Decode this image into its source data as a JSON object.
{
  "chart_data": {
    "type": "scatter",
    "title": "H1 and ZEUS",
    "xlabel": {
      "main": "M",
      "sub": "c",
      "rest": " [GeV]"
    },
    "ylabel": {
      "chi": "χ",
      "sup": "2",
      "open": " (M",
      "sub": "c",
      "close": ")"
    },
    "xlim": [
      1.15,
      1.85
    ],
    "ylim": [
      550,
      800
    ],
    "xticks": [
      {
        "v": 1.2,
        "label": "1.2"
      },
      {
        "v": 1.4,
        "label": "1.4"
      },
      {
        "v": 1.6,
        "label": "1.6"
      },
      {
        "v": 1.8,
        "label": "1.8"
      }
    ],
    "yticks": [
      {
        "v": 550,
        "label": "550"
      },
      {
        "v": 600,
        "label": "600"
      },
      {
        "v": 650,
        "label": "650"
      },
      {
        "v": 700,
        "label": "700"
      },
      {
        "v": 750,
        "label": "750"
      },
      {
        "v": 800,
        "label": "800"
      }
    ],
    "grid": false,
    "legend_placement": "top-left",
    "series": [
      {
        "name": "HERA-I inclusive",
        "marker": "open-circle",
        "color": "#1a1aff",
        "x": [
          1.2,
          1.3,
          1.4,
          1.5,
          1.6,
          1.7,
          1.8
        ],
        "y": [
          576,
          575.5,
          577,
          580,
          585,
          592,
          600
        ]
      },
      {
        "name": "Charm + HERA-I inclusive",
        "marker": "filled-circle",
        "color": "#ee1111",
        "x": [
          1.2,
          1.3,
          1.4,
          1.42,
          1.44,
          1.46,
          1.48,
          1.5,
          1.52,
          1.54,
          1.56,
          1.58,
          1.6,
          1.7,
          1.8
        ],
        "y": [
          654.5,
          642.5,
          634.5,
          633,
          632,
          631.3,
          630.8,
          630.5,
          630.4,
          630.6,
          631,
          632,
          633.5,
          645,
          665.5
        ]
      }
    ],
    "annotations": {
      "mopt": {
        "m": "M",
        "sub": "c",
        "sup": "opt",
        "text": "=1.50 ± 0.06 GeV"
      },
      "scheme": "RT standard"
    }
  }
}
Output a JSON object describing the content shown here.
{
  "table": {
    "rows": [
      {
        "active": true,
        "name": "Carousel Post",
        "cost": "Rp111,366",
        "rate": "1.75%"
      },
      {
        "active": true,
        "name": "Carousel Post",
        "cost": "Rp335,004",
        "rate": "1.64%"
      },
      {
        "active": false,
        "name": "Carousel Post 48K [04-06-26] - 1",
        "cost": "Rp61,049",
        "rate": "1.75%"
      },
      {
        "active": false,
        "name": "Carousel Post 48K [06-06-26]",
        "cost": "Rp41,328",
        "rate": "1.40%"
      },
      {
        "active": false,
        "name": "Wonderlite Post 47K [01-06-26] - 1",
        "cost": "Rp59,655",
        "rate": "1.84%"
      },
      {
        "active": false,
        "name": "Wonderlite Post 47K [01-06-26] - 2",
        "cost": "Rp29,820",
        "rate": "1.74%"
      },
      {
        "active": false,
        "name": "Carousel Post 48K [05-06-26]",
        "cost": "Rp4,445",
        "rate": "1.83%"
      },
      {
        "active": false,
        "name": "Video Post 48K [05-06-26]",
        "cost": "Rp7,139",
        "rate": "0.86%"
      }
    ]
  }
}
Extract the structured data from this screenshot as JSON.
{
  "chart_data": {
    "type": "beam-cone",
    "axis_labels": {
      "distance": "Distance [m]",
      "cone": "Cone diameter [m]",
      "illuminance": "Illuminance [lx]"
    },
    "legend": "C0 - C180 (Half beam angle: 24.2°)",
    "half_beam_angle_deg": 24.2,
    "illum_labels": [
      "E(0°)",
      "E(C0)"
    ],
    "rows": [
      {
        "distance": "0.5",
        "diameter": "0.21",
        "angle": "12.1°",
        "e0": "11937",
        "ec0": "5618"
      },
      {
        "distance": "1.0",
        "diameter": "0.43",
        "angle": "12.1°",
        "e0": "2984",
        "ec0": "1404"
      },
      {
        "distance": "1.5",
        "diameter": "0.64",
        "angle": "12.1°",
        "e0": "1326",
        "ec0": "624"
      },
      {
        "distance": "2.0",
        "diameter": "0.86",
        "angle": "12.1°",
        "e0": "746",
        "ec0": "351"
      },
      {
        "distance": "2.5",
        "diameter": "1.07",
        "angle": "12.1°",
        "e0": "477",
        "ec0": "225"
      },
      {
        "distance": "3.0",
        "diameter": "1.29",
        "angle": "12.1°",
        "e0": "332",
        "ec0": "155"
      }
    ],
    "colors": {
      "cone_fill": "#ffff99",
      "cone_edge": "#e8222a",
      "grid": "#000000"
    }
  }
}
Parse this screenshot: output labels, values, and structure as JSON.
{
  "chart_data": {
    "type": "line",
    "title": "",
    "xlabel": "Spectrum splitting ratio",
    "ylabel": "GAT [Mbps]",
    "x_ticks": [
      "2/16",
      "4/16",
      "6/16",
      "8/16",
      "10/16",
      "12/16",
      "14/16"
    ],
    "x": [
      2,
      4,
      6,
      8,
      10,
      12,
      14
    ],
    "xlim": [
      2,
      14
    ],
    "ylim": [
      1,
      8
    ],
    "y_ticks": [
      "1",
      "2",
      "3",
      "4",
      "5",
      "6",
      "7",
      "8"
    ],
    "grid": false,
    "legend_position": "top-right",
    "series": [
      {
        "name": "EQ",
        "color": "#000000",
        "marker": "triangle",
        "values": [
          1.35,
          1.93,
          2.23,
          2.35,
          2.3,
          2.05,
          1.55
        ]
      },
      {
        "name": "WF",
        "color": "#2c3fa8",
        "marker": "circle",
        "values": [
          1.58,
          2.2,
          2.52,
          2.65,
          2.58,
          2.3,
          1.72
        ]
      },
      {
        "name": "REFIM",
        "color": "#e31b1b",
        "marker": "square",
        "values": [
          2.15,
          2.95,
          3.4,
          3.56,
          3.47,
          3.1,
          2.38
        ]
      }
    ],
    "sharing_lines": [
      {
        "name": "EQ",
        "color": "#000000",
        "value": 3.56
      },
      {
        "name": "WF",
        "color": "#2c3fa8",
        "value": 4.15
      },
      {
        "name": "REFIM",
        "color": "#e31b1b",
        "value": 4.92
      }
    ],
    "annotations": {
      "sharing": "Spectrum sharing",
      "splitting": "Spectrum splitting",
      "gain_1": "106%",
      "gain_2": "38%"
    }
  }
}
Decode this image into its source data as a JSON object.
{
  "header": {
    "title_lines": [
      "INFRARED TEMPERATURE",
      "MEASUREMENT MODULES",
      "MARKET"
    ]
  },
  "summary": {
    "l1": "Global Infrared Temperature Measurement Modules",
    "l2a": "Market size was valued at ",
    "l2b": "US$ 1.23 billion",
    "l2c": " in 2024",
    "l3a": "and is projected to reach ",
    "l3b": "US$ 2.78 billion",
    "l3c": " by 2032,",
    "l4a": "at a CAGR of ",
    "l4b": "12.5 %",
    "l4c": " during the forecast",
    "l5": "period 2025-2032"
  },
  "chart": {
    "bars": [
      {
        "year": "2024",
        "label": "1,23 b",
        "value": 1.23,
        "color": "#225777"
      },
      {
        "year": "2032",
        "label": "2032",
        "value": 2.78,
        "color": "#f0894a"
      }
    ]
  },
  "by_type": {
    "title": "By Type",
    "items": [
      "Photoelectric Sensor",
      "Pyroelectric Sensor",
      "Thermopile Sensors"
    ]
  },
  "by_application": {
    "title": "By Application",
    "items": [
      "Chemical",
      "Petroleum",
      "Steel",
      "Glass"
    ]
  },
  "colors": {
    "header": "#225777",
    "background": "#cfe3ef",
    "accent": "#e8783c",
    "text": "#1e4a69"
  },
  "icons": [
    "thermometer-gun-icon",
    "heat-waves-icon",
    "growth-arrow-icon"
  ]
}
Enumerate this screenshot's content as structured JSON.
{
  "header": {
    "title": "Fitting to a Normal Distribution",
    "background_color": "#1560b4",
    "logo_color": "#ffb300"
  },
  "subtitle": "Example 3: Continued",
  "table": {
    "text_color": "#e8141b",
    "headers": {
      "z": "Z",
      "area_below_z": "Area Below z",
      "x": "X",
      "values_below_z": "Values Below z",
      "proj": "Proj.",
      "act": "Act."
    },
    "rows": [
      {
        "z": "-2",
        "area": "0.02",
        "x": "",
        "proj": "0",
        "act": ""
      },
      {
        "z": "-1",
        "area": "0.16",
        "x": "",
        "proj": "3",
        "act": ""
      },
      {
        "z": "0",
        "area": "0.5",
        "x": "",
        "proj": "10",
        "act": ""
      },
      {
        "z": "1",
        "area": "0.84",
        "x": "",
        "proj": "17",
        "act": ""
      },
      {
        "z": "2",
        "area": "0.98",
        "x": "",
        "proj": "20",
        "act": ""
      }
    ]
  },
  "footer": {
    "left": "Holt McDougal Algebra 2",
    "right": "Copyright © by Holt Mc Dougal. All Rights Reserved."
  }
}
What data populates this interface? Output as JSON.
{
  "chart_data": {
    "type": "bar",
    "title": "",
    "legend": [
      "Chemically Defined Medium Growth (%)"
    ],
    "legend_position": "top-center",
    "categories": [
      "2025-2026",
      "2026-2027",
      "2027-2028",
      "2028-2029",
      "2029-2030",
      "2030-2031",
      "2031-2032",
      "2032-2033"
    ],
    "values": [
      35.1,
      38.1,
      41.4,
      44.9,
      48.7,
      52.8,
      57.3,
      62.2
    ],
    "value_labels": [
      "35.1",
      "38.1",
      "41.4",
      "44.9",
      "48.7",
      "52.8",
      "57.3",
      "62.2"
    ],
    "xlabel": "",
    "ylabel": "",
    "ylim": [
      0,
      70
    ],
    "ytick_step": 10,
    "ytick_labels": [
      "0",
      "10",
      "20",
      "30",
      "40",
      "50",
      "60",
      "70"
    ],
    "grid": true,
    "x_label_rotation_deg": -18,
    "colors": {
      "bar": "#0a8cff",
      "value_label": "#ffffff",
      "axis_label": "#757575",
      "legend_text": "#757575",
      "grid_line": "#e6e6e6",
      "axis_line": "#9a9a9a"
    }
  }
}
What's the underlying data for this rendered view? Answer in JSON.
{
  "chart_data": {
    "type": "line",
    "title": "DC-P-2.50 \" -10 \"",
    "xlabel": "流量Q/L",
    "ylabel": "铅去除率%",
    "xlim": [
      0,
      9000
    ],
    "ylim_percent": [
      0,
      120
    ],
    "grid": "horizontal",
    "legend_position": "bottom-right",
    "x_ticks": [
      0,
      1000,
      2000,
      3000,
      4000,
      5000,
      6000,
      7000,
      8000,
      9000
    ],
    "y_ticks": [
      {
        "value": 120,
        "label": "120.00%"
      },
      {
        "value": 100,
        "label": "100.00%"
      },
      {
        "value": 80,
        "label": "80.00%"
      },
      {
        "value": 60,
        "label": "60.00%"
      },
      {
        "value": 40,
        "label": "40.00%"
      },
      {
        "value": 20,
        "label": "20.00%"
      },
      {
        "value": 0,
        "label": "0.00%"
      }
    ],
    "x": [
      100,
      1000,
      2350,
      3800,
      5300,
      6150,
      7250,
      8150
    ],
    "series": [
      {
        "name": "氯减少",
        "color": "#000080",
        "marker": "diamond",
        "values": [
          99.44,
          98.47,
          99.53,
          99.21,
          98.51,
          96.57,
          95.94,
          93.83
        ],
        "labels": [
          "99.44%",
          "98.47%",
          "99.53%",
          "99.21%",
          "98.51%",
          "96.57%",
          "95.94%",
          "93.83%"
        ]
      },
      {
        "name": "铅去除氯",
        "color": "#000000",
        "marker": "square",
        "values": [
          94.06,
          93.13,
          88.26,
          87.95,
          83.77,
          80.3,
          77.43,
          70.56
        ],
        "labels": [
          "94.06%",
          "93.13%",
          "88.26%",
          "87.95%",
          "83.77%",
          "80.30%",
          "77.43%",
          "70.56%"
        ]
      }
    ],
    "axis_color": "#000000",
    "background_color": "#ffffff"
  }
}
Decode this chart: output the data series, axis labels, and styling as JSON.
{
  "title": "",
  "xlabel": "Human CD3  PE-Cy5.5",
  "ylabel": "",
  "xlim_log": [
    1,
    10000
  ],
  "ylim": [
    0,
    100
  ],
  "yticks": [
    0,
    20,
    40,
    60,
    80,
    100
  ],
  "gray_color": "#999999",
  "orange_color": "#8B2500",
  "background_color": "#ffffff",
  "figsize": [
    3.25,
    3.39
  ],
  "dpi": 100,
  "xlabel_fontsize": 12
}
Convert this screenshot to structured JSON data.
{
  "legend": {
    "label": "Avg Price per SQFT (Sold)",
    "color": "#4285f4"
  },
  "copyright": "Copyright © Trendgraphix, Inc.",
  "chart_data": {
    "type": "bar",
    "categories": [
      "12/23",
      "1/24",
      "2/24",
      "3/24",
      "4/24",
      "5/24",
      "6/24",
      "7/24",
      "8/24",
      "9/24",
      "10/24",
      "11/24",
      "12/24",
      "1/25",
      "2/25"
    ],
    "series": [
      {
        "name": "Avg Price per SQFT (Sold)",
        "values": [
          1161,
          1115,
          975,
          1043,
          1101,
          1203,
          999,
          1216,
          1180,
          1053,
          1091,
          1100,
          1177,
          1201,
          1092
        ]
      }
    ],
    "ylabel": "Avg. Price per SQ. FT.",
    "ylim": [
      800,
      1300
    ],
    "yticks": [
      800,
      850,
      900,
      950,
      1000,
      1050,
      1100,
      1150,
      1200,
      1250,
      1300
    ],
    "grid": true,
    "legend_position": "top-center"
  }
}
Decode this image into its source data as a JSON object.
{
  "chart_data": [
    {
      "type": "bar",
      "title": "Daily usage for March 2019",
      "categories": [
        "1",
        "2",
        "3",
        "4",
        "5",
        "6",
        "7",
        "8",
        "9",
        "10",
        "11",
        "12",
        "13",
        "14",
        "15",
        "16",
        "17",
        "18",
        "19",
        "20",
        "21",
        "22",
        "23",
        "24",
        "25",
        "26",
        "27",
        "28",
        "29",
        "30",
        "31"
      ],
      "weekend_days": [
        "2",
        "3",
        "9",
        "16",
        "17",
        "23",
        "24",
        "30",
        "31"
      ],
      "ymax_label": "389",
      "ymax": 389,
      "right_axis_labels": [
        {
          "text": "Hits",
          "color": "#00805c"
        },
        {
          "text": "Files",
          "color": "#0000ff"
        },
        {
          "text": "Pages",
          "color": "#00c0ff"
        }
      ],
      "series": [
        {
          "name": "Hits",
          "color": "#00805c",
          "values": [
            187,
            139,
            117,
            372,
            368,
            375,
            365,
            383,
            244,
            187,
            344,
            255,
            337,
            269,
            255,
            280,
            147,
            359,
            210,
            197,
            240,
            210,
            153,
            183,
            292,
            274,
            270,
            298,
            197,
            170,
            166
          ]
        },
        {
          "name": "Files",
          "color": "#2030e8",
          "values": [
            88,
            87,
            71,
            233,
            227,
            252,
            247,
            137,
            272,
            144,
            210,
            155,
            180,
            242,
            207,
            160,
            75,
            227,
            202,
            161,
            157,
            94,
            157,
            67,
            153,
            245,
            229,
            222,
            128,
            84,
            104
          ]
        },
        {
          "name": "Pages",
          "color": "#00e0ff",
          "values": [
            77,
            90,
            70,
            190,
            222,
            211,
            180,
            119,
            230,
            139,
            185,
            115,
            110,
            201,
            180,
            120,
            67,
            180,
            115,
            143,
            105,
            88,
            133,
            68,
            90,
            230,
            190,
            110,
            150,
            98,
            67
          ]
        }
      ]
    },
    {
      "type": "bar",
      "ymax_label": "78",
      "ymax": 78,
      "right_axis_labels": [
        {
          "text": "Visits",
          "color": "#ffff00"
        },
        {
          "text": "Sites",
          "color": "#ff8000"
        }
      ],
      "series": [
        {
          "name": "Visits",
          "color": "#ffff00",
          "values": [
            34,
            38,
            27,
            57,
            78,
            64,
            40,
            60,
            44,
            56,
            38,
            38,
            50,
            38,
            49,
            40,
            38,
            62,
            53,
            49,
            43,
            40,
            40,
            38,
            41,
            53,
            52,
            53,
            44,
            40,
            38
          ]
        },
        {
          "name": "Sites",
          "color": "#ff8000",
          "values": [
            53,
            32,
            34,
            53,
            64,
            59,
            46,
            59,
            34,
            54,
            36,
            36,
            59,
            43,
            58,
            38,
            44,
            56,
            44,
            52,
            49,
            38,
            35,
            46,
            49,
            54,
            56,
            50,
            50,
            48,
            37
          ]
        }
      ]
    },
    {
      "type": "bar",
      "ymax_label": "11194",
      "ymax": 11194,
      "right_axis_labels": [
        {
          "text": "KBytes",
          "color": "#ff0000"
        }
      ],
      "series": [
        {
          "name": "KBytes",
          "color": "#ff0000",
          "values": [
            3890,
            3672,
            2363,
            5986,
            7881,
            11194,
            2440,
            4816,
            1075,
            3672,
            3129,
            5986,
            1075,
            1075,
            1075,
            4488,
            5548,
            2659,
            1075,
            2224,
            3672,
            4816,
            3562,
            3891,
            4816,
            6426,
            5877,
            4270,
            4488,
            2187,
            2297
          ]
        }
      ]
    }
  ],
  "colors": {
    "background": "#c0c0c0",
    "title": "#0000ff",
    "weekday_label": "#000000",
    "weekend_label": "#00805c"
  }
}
+===+
*STATED TASK*: Copy all lines from the entries that contain the word "center".

*SOLUTION TO THIS EXERCISE*:
    "legend_position": "top-center",
    "legend_position": "top-center"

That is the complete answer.